Exercise prompt:
Reproduce the entries word for word, and omit any picture you find in them.
---+---
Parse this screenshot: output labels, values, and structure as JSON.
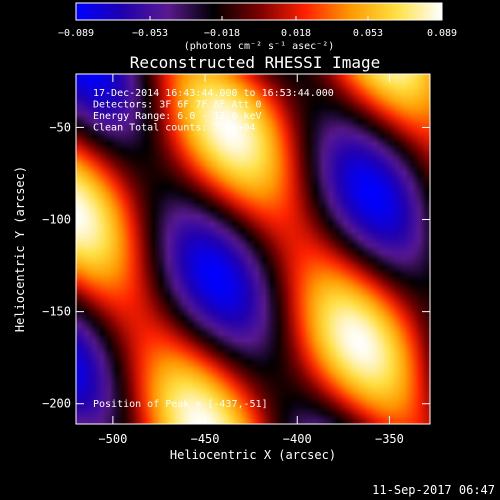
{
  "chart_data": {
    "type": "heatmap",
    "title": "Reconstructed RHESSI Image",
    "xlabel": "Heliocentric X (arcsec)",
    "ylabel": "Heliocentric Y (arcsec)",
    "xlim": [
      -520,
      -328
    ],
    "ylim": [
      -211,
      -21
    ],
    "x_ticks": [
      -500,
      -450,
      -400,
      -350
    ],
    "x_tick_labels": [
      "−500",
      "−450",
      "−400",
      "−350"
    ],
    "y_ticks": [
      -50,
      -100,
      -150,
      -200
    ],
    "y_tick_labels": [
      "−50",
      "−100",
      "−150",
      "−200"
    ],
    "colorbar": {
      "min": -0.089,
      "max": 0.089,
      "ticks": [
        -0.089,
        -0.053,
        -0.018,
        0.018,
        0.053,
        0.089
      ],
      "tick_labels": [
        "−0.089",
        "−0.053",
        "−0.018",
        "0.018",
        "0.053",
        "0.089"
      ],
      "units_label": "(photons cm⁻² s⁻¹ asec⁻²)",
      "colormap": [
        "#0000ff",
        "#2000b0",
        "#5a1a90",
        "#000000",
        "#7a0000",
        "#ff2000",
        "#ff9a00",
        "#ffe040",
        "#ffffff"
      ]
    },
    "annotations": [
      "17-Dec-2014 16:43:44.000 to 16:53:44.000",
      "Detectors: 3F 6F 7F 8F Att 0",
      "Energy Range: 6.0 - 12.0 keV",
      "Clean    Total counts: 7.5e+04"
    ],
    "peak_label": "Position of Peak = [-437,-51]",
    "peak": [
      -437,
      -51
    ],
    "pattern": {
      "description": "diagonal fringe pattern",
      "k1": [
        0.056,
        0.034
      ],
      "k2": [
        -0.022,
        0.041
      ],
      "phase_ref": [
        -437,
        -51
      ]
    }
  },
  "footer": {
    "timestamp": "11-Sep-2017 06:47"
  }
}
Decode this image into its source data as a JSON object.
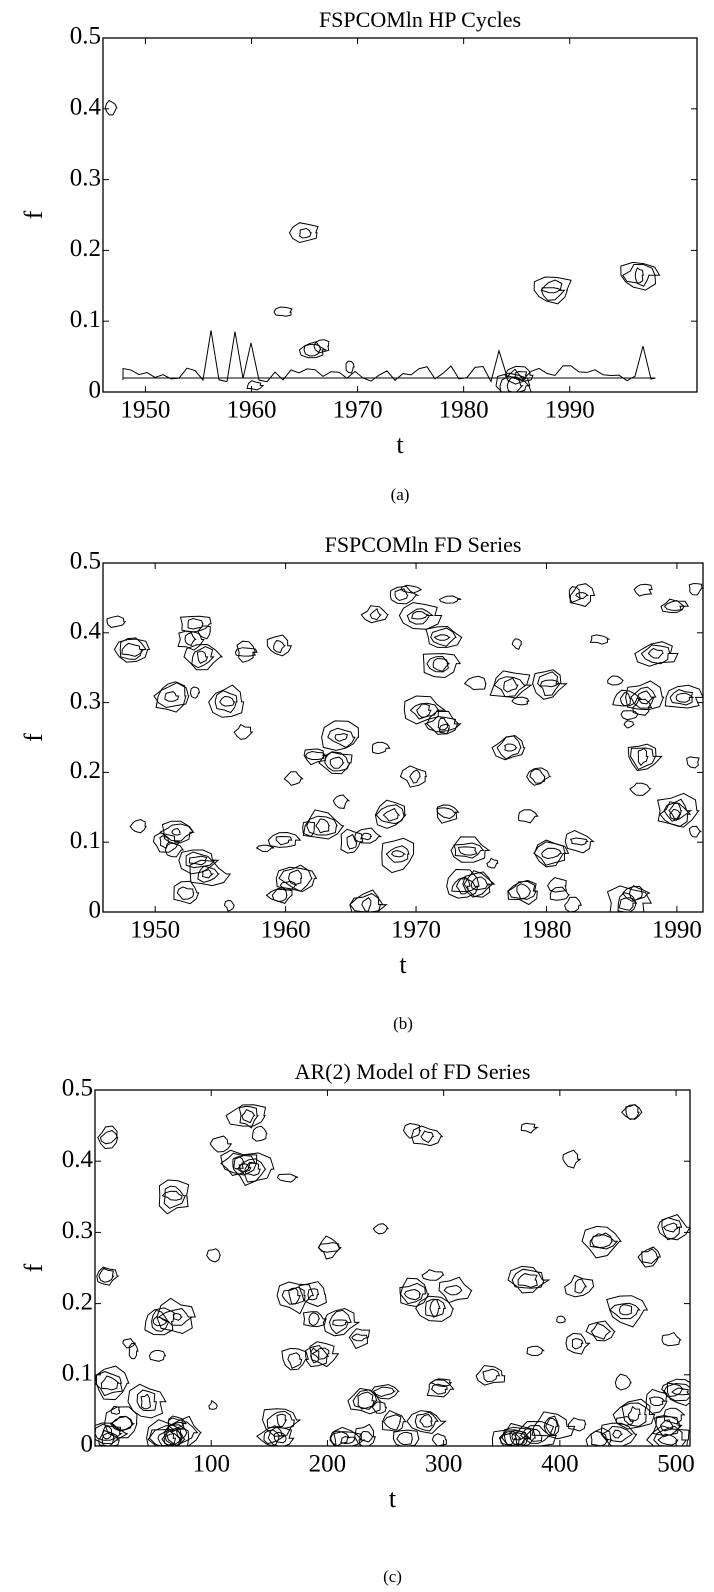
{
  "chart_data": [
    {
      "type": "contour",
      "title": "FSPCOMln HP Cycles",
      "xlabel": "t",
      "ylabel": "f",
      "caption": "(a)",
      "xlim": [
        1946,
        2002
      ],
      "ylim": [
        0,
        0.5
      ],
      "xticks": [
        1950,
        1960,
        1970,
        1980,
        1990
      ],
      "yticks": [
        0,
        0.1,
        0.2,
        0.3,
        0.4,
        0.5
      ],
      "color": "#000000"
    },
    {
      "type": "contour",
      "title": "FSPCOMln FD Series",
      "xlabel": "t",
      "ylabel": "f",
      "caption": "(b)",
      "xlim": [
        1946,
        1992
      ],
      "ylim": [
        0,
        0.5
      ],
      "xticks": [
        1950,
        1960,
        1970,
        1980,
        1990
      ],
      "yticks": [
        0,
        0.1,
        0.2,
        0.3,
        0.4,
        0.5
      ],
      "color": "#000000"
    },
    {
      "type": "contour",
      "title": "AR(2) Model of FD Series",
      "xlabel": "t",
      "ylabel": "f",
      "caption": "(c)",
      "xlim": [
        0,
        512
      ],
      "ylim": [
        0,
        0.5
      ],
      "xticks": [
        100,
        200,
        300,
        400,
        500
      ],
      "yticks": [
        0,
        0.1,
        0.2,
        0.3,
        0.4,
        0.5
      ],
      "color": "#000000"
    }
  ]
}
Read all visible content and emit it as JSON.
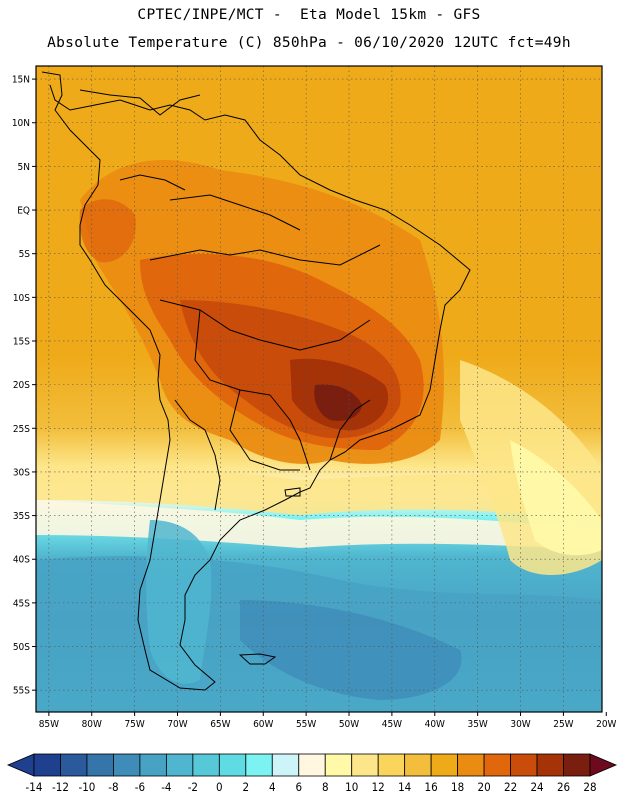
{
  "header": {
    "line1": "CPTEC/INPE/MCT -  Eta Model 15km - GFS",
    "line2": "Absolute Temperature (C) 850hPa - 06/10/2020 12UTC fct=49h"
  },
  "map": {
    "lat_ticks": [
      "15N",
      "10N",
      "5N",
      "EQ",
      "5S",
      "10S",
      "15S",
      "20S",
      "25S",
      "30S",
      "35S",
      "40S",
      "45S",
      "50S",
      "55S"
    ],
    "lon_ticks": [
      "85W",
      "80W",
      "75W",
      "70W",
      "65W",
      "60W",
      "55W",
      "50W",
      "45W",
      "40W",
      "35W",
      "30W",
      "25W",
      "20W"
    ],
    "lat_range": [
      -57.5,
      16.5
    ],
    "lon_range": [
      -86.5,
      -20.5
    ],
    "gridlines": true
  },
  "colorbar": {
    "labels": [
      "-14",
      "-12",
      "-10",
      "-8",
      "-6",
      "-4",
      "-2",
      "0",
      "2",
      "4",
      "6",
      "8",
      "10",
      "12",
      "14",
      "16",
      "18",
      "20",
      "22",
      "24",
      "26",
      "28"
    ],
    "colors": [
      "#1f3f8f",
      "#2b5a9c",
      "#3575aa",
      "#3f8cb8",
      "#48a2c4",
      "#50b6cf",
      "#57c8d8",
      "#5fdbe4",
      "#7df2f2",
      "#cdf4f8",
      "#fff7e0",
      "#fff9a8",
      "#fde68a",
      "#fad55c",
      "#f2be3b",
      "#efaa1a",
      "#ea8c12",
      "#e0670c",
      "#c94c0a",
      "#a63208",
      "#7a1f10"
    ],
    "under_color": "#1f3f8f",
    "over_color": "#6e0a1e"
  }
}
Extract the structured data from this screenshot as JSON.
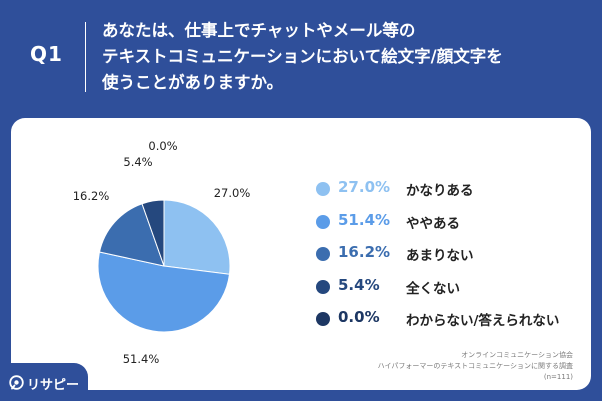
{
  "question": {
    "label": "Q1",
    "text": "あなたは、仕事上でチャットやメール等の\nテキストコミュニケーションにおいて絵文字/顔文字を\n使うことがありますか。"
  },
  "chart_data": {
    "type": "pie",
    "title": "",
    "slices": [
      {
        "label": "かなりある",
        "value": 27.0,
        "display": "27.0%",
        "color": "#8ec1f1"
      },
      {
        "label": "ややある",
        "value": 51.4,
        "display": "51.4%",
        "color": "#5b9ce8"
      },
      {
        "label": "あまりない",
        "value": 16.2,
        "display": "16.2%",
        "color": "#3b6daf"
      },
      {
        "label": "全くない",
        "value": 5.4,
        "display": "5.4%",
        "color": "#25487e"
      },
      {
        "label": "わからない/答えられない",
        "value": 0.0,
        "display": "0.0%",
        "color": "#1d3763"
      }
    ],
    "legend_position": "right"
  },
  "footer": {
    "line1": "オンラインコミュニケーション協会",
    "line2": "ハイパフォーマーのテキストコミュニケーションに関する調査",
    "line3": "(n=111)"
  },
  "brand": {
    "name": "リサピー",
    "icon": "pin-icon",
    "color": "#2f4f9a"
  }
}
---+---
Written response:
Parse this screenshot: output labels, values, and structure as JSON.
{
  "chart_data": {
    "type": "heatmap",
    "title": "Reconstructed RHESSI Image",
    "xlabel": "Heliocentric X (arcsec)",
    "ylabel": "Heliocentric Y (arcsec)",
    "xlim": [
      -520,
      -328
    ],
    "ylim": [
      -211,
      -21
    ],
    "x_ticks": [
      -500,
      -450,
      -400,
      -350
    ],
    "x_tick_labels": [
      "−500",
      "−450",
      "−400",
      "−350"
    ],
    "y_ticks": [
      -50,
      -100,
      -150,
      -200
    ],
    "y_tick_labels": [
      "−50",
      "−100",
      "−150",
      "−200"
    ],
    "colorbar": {
      "min": -0.089,
      "max": 0.089,
      "ticks": [
        -0.089,
        -0.053,
        -0.018,
        0.018,
        0.053,
        0.089
      ],
      "tick_labels": [
        "−0.089",
        "−0.053",
        "−0.018",
        "0.018",
        "0.053",
        "0.089"
      ],
      "units_label": "(photons cm⁻² s⁻¹ asec⁻²)",
      "colormap": [
        "#0000ff",
        "#2000b0",
        "#5a1a90",
        "#000000",
        "#7a0000",
        "#ff2000",
        "#ff9a00",
        "#ffe040",
        "#ffffff"
      ]
    },
    "annotations": [
      "17-Dec-2014 16:43:44.000 to 16:53:44.000",
      "Detectors: 3F 6F 7F 8F Att 0",
      "Energy Range: 6.0 - 12.0 keV",
      "Clean    Total counts: 7.5e+04"
    ],
    "peak_label": "Position of Peak = [-437,-51]",
    "peak": [
      -437,
      -51
    ],
    "pattern": {
      "description": "diagonal fringe pattern",
      "k1": [
        0.056,
        0.034
      ],
      "k2": [
        -0.022,
        0.041
      ],
      "phase_ref": [
        -437,
        -51
      ]
    }
  },
  "footer": {
    "timestamp": "11-Sep-2017 06:47"
  }
}
Decode this image into its source data as a JSON object.
{
  "chart_data": [
    {
      "type": "contour",
      "title": "FSPCOMln HP Cycles",
      "xlabel": "t",
      "ylabel": "f",
      "caption": "(a)",
      "xlim": [
        1946,
        2002
      ],
      "ylim": [
        0,
        0.5
      ],
      "xticks": [
        1950,
        1960,
        1970,
        1980,
        1990
      ],
      "yticks": [
        0,
        0.1,
        0.2,
        0.3,
        0.4,
        0.5
      ],
      "color": "#000000"
    },
    {
      "type": "contour",
      "title": "FSPCOMln FD Series",
      "xlabel": "t",
      "ylabel": "f",
      "caption": "(b)",
      "xlim": [
        1946,
        1992
      ],
      "ylim": [
        0,
        0.5
      ],
      "xticks": [
        1950,
        1960,
        1970,
        1980,
        1990
      ],
      "yticks": [
        0,
        0.1,
        0.2,
        0.3,
        0.4,
        0.5
      ],
      "color": "#000000"
    },
    {
      "type": "contour",
      "title": "AR(2) Model of FD Series",
      "xlabel": "t",
      "ylabel": "f",
      "caption": "(c)",
      "xlim": [
        0,
        512
      ],
      "ylim": [
        0,
        0.5
      ],
      "xticks": [
        100,
        200,
        300,
        400,
        500
      ],
      "yticks": [
        0,
        0.1,
        0.2,
        0.3,
        0.4,
        0.5
      ],
      "color": "#000000"
    }
  ]
}
Read all visible content and emit it as JSON.
{
  "header": {
    "line1": "CPTEC/INPE/MCT -  Eta Model 15km - GFS",
    "line2": "Absolute Temperature (C) 850hPa - 06/10/2020 12UTC fct=49h"
  },
  "map": {
    "lat_ticks": [
      "15N",
      "10N",
      "5N",
      "EQ",
      "5S",
      "10S",
      "15S",
      "20S",
      "25S",
      "30S",
      "35S",
      "40S",
      "45S",
      "50S",
      "55S"
    ],
    "lon_ticks": [
      "85W",
      "80W",
      "75W",
      "70W",
      "65W",
      "60W",
      "55W",
      "50W",
      "45W",
      "40W",
      "35W",
      "30W",
      "25W",
      "20W"
    ],
    "lat_range": [
      -57.5,
      16.5
    ],
    "lon_range": [
      -86.5,
      -20.5
    ],
    "gridlines": true
  },
  "colorbar": {
    "labels": [
      "-14",
      "-12",
      "-10",
      "-8",
      "-6",
      "-4",
      "-2",
      "0",
      "2",
      "4",
      "6",
      "8",
      "10",
      "12",
      "14",
      "16",
      "18",
      "20",
      "22",
      "24",
      "26",
      "28"
    ],
    "colors": [
      "#1f3f8f",
      "#2b5a9c",
      "#3575aa",
      "#3f8cb8",
      "#48a2c4",
      "#50b6cf",
      "#57c8d8",
      "#5fdbe4",
      "#7df2f2",
      "#cdf4f8",
      "#fff7e0",
      "#fff9a8",
      "#fde68a",
      "#fad55c",
      "#f2be3b",
      "#efaa1a",
      "#ea8c12",
      "#e0670c",
      "#c94c0a",
      "#a63208",
      "#7a1f10"
    ],
    "under_color": "#1f3f8f",
    "over_color": "#6e0a1e"
  }
}
Extract the structured data from this screenshot as JSON.
{
  "question": {
    "label": "Q1",
    "text": "あなたは、仕事上でチャットやメール等の\nテキストコミュニケーションにおいて絵文字/顔文字を\n使うことがありますか。"
  },
  "chart_data": {
    "type": "pie",
    "title": "",
    "slices": [
      {
        "label": "かなりある",
        "value": 27.0,
        "display": "27.0%",
        "color": "#8ec1f1"
      },
      {
        "label": "ややある",
        "value": 51.4,
        "display": "51.4%",
        "color": "#5b9ce8"
      },
      {
        "label": "あまりない",
        "value": 16.2,
        "display": "16.2%",
        "color": "#3b6daf"
      },
      {
        "label": "全くない",
        "value": 5.4,
        "display": "5.4%",
        "color": "#25487e"
      },
      {
        "label": "わからない/答えられない",
        "value": 0.0,
        "display": "0.0%",
        "color": "#1d3763"
      }
    ],
    "legend_position": "right"
  },
  "footer": {
    "line1": "オンラインコミュニケーション協会",
    "line2": "ハイパフォーマーのテキストコミュニケーションに関する調査",
    "line3": "(n=111)"
  },
  "brand": {
    "name": "リサピー",
    "icon": "pin-icon",
    "color": "#2f4f9a"
  }
}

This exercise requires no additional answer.